(Figure contents as structured data)
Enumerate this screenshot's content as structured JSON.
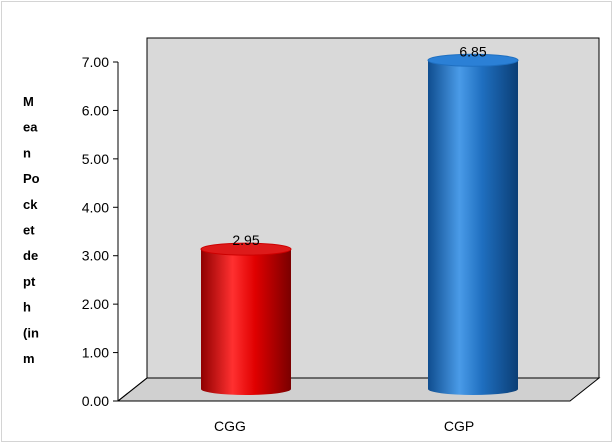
{
  "chart_data": {
    "type": "bar",
    "style": "3d-cylinder",
    "title": "",
    "xlabel": "",
    "ylabel": "Mean Pocket depth (in m",
    "ylabel_lines": [
      "M",
      "ea",
      "n",
      "Po",
      "ck",
      "et",
      "de",
      "pt",
      "h",
      "(in",
      "m"
    ],
    "categories": [
      "CGG",
      "CGP"
    ],
    "values": [
      2.95,
      6.85
    ],
    "data_labels": [
      "2.95",
      "6.85"
    ],
    "bar_colors": [
      "#cc0000",
      "#1f6fc0"
    ],
    "ylim": [
      0,
      7
    ],
    "yticks": [
      "0.00",
      "1.00",
      "2.00",
      "3.00",
      "4.00",
      "5.00",
      "6.00",
      "7.00"
    ],
    "grid": false,
    "legend": "none",
    "wall_color": "#d9d9d9"
  }
}
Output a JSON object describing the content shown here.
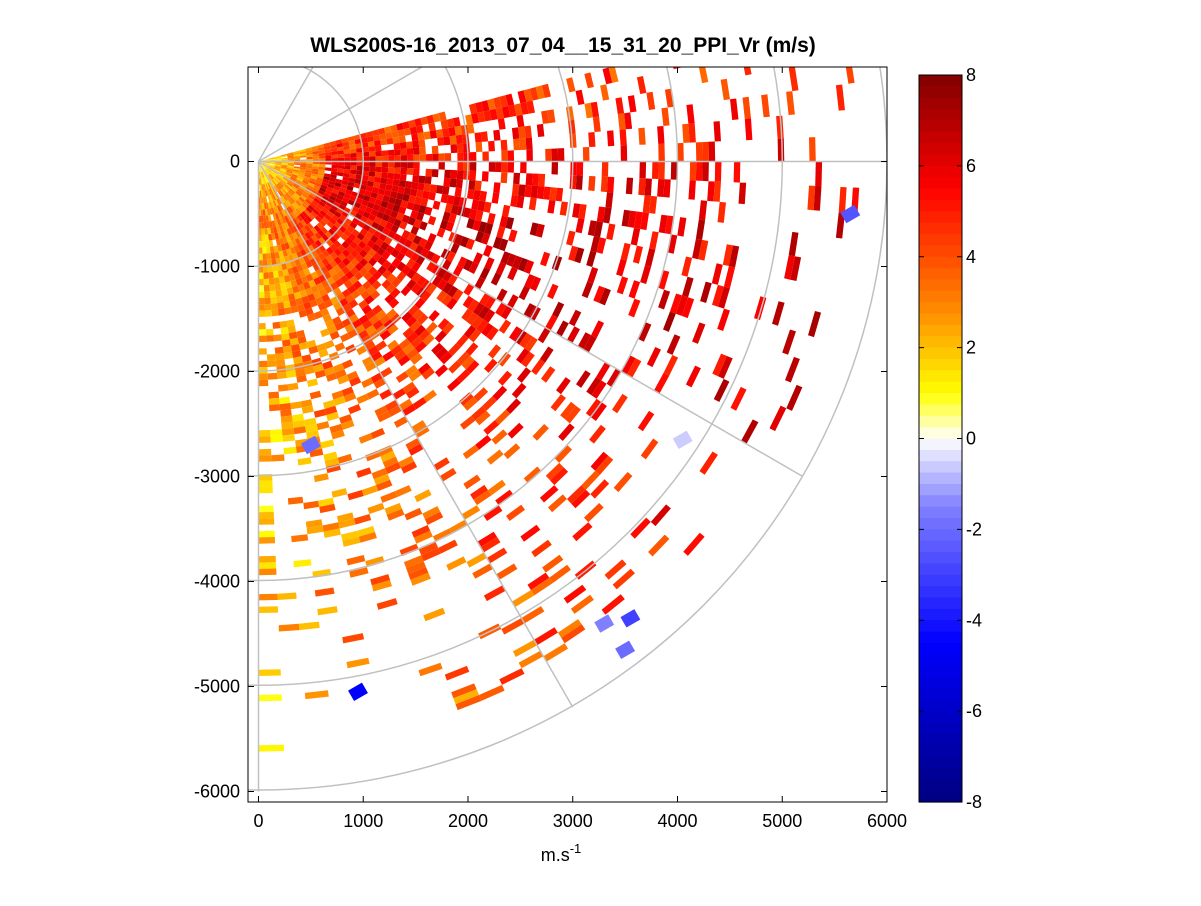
{
  "chart_data": {
    "type": "heatmap",
    "subtype": "ppi_radar_scan",
    "title": "WLS200S-16_2013_07_04__15_31_20_PPI_Vr (m/s)",
    "xlabel": "m.s",
    "xlabel_superscript": "-1",
    "ylabel": "",
    "xlim": [
      -100,
      6000
    ],
    "ylim": [
      -6100,
      900
    ],
    "xticks": [
      0,
      1000,
      2000,
      3000,
      4000,
      5000,
      6000
    ],
    "yticks": [
      0,
      -1000,
      -2000,
      -3000,
      -4000,
      -5000,
      -6000
    ],
    "xtick_labels": [
      "0",
      "1000",
      "2000",
      "3000",
      "4000",
      "5000",
      "6000"
    ],
    "ytick_labels": [
      "0",
      "-1000",
      "-2000",
      "-3000",
      "-4000",
      "-5000",
      "-6000"
    ],
    "grid": {
      "range_rings_m": [
        1000,
        2000,
        3000,
        4000,
        5000,
        6000
      ],
      "azimuth_spokes_deg": [
        0,
        -30,
        -60,
        -90,
        30,
        60
      ]
    },
    "colorbar": {
      "min": -8,
      "max": 8,
      "ticks": [
        8,
        6,
        4,
        2,
        0,
        -2,
        -4,
        -6,
        -8
      ],
      "tick_labels": [
        "8",
        "6",
        "4",
        "2",
        "0",
        "-2",
        "-4",
        "-6",
        "-8"
      ],
      "colormap": "blue-white-yellow-red",
      "stops": [
        "#000080",
        "#0000ff",
        "#8080ff",
        "#ffffff",
        "#ffff00",
        "#ff8000",
        "#ff0000",
        "#800000"
      ]
    },
    "scan_sector_deg": [
      -90,
      15
    ],
    "scan_max_range_m": 5700,
    "field": {
      "description": "radial velocity Vr (m/s) per range gate and azimuth",
      "sector_velocity_trend": [
        {
          "azimuth_deg": 10,
          "mean_vr": 4.5
        },
        {
          "azimuth_deg": 0,
          "mean_vr": 5.5
        },
        {
          "azimuth_deg": -15,
          "mean_vr": 6.2
        },
        {
          "azimuth_deg": -30,
          "mean_vr": 5.8
        },
        {
          "azimuth_deg": -45,
          "mean_vr": 4.8
        },
        {
          "azimuth_deg": -60,
          "mean_vr": 3.8
        },
        {
          "azimuth_deg": -75,
          "mean_vr": 3.0
        },
        {
          "azimuth_deg": -88,
          "mean_vr": 2.0
        }
      ],
      "near_field_vr_range": [
        0.5,
        2.5
      ],
      "negative_outliers": [
        {
          "x": 5650,
          "y": -500,
          "vr": -2.5
        },
        {
          "x": 3300,
          "y": -4400,
          "vr": -1.5
        },
        {
          "x": 3550,
          "y": -4350,
          "vr": -3.0
        },
        {
          "x": 3500,
          "y": -4650,
          "vr": -2.0
        },
        {
          "x": 950,
          "y": -5050,
          "vr": -4.5
        },
        {
          "x": 4050,
          "y": -2650,
          "vr": -0.6
        },
        {
          "x": 500,
          "y": -2700,
          "vr": -2.0
        }
      ]
    }
  }
}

§ WHAT THIS TASK INVOLVES
Omit every picture, then reproduce the rest of the listing exactly.

§ THE RESULT
Enumerate this screenshot's content as structured JSON.
{
  "chart_data": {
    "type": "bar",
    "style": "3d-cylinder",
    "title": "",
    "xlabel": "",
    "ylabel": "Mean Pocket depth (in m",
    "ylabel_lines": [
      "M",
      "ea",
      "n",
      "Po",
      "ck",
      "et",
      "de",
      "pt",
      "h",
      "(in",
      "m"
    ],
    "categories": [
      "CGG",
      "CGP"
    ],
    "values": [
      2.95,
      6.85
    ],
    "data_labels": [
      "2.95",
      "6.85"
    ],
    "bar_colors": [
      "#cc0000",
      "#1f6fc0"
    ],
    "ylim": [
      0,
      7
    ],
    "yticks": [
      "0.00",
      "1.00",
      "2.00",
      "3.00",
      "4.00",
      "5.00",
      "6.00",
      "7.00"
    ],
    "grid": false,
    "legend": "none",
    "wall_color": "#d9d9d9"
  }
}
Output a JSON object describing the content shown here.
{
  "chart_data": {
    "type": "heatmap",
    "subtype": "ppi_radar_scan",
    "title": "WLS200S-16_2013_07_04__15_31_20_PPI_Vr (m/s)",
    "xlabel": "m.s",
    "xlabel_superscript": "-1",
    "ylabel": "",
    "xlim": [
      -100,
      6000
    ],
    "ylim": [
      -6100,
      900
    ],
    "xticks": [
      0,
      1000,
      2000,
      3000,
      4000,
      5000,
      6000
    ],
    "yticks": [
      0,
      -1000,
      -2000,
      -3000,
      -4000,
      -5000,
      -6000
    ],
    "xtick_labels": [
      "0",
      "1000",
      "2000",
      "3000",
      "4000",
      "5000",
      "6000"
    ],
    "ytick_labels": [
      "0",
      "-1000",
      "-2000",
      "-3000",
      "-4000",
      "-5000",
      "-6000"
    ],
    "grid": {
      "range_rings_m": [
        1000,
        2000,
        3000,
        4000,
        5000,
        6000
      ],
      "azimuth_spokes_deg": [
        0,
        -30,
        -60,
        -90,
        30,
        60
      ]
    },
    "colorbar": {
      "min": -8,
      "max": 8,
      "ticks": [
        8,
        6,
        4,
        2,
        0,
        -2,
        -4,
        -6,
        -8
      ],
      "tick_labels": [
        "8",
        "6",
        "4",
        "2",
        "0",
        "-2",
        "-4",
        "-6",
        "-8"
      ],
      "colormap": "blue-white-yellow-red",
      "stops": [
        "#000080",
        "#0000ff",
        "#8080ff",
        "#ffffff",
        "#ffff00",
        "#ff8000",
        "#ff0000",
        "#800000"
      ]
    },
    "scan_sector_deg": [
      -90,
      15
    ],
    "scan_max_range_m": 5700,
    "field": {
      "description": "radial velocity Vr (m/s) per range gate and azimuth",
      "sector_velocity_trend": [
        {
          "azimuth_deg": 10,
          "mean_vr": 4.5
        },
        {
          "azimuth_deg": 0,
          "mean_vr": 5.5
        },
        {
          "azimuth_deg": -15,
          "mean_vr": 6.2
        },
        {
          "azimuth_deg": -30,
          "mean_vr": 5.8
        },
        {
          "azimuth_deg": -45,
          "mean_vr": 4.8
        },
        {
          "azimuth_deg": -60,
          "mean_vr": 3.8
        },
        {
          "azimuth_deg": -75,
          "mean_vr": 3.0
        },
        {
          "azimuth_deg": -88,
          "mean_vr": 2.0
        }
      ],
      "near_field_vr_range": [
        0.5,
        2.5
      ],
      "negative_outliers": [
        {
          "x": 5650,
          "y": -500,
          "vr": -2.5
        },
        {
          "x": 3300,
          "y": -4400,
          "vr": -1.5
        },
        {
          "x": 3550,
          "y": -4350,
          "vr": -3.0
        },
        {
          "x": 3500,
          "y": -4650,
          "vr": -2.0
        },
        {
          "x": 950,
          "y": -5050,
          "vr": -4.5
        },
        {
          "x": 4050,
          "y": -2650,
          "vr": -0.6
        },
        {
          "x": 500,
          "y": -2700,
          "vr": -2.0
        }
      ]
    }
  }
}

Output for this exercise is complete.